Gather all lines with the word "this" in them.

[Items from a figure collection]
>> begin
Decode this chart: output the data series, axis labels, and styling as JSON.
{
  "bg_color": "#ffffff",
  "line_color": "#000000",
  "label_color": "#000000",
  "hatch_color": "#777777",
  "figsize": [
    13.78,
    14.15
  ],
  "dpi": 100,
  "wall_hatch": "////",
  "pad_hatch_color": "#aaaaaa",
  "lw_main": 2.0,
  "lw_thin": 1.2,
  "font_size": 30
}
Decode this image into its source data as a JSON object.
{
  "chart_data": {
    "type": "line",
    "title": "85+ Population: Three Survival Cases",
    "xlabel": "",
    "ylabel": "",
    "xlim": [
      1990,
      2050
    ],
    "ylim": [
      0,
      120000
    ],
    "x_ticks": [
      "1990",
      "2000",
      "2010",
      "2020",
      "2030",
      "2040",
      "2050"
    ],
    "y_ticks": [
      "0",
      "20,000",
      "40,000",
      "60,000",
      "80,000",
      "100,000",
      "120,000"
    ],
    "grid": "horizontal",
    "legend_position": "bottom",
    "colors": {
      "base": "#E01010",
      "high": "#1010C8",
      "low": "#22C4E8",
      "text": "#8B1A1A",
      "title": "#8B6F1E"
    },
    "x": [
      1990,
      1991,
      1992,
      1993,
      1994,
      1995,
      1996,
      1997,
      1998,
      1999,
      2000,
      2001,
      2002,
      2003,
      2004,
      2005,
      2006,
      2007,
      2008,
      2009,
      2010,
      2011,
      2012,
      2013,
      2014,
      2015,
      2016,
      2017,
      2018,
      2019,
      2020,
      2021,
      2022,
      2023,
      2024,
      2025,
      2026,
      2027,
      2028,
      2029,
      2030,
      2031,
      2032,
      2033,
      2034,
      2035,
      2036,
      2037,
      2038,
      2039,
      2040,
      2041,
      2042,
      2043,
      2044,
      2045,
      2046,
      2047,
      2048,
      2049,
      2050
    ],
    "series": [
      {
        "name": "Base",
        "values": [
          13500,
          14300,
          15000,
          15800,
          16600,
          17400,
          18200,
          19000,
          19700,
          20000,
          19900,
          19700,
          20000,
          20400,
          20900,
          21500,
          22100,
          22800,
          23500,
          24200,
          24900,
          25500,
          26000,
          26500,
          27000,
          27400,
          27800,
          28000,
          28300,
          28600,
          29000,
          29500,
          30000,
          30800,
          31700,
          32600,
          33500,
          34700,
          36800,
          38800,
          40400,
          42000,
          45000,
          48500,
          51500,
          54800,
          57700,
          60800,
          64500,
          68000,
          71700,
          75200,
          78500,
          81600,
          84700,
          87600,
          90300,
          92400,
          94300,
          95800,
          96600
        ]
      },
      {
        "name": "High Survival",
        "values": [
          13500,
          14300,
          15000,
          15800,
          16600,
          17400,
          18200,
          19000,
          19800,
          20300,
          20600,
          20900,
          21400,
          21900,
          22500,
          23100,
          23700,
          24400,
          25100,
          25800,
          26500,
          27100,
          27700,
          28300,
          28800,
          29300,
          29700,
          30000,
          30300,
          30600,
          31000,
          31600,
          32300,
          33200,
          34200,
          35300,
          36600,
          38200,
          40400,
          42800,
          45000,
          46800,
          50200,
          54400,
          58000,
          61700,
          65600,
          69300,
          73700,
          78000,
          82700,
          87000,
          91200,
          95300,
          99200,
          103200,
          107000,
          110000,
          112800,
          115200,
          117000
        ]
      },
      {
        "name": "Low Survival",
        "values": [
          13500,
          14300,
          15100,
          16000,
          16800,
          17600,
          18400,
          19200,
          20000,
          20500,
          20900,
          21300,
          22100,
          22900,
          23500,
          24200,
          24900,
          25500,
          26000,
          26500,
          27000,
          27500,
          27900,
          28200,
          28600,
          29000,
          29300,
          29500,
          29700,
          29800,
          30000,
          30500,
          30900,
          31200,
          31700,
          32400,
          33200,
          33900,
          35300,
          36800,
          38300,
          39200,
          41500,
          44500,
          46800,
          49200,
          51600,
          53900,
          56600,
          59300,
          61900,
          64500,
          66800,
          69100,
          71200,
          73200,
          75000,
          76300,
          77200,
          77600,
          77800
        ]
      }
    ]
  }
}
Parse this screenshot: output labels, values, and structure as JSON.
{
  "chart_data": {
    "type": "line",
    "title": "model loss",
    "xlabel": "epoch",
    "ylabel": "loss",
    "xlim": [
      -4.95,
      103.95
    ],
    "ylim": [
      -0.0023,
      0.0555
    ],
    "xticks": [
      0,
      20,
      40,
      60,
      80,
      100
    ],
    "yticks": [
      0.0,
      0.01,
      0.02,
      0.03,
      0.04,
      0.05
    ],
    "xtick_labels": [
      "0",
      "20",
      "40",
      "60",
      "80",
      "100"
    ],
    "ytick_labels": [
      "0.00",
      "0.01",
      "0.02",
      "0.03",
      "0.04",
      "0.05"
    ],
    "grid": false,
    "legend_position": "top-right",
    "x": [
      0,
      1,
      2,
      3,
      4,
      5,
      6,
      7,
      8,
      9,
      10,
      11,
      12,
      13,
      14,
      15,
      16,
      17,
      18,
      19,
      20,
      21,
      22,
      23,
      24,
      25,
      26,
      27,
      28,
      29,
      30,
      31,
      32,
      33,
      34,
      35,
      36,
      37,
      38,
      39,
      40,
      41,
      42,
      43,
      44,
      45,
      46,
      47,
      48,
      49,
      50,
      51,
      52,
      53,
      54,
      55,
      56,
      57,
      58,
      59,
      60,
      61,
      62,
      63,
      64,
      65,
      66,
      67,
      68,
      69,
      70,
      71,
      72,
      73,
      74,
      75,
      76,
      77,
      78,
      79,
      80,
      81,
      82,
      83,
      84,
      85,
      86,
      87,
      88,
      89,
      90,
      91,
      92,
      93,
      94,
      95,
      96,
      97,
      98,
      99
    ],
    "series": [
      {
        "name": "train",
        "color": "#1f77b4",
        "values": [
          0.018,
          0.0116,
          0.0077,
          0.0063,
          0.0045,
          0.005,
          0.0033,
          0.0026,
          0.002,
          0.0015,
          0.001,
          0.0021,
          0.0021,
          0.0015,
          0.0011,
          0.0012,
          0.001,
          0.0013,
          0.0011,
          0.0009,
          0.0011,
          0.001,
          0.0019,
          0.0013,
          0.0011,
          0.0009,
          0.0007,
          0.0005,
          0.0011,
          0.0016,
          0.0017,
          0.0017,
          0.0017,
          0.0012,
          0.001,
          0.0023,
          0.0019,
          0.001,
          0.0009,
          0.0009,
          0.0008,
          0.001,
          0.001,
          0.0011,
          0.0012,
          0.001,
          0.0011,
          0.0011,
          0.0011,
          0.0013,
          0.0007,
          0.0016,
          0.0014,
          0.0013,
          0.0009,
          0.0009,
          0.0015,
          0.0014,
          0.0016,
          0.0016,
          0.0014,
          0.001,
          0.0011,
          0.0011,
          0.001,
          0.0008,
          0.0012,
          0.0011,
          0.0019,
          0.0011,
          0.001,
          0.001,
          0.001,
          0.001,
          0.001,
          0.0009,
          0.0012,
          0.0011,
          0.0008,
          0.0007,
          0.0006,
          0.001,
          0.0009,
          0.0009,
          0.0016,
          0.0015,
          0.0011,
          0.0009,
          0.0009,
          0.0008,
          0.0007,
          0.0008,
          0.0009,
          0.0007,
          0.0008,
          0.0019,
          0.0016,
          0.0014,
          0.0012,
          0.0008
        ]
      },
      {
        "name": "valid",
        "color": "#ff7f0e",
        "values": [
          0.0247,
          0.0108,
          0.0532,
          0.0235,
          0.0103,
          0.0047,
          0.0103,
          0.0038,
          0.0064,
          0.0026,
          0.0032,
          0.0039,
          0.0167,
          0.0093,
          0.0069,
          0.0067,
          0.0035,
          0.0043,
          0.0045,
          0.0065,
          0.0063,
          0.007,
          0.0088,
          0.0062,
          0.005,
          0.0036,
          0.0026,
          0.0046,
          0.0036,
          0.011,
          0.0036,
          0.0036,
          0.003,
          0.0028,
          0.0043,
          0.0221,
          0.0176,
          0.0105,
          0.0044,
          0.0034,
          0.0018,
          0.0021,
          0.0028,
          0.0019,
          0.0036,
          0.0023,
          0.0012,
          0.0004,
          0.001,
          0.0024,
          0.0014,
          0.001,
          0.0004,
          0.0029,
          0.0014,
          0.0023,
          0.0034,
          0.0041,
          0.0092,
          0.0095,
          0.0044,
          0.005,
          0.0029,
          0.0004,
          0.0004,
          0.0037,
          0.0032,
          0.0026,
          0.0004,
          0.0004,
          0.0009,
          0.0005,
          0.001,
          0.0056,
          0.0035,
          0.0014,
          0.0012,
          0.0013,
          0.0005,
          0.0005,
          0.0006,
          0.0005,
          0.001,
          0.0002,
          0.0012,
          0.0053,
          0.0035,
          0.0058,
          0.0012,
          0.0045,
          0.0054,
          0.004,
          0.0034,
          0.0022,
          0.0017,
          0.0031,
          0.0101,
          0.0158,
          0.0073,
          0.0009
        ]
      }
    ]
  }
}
>> end
THE SOLUTION:
Decode this chart: output the data series, axis labels, and styling as JSON.
Decode this image into its source data as a JSON object.
Parse this screenshot: output labels, values, and structure as JSON.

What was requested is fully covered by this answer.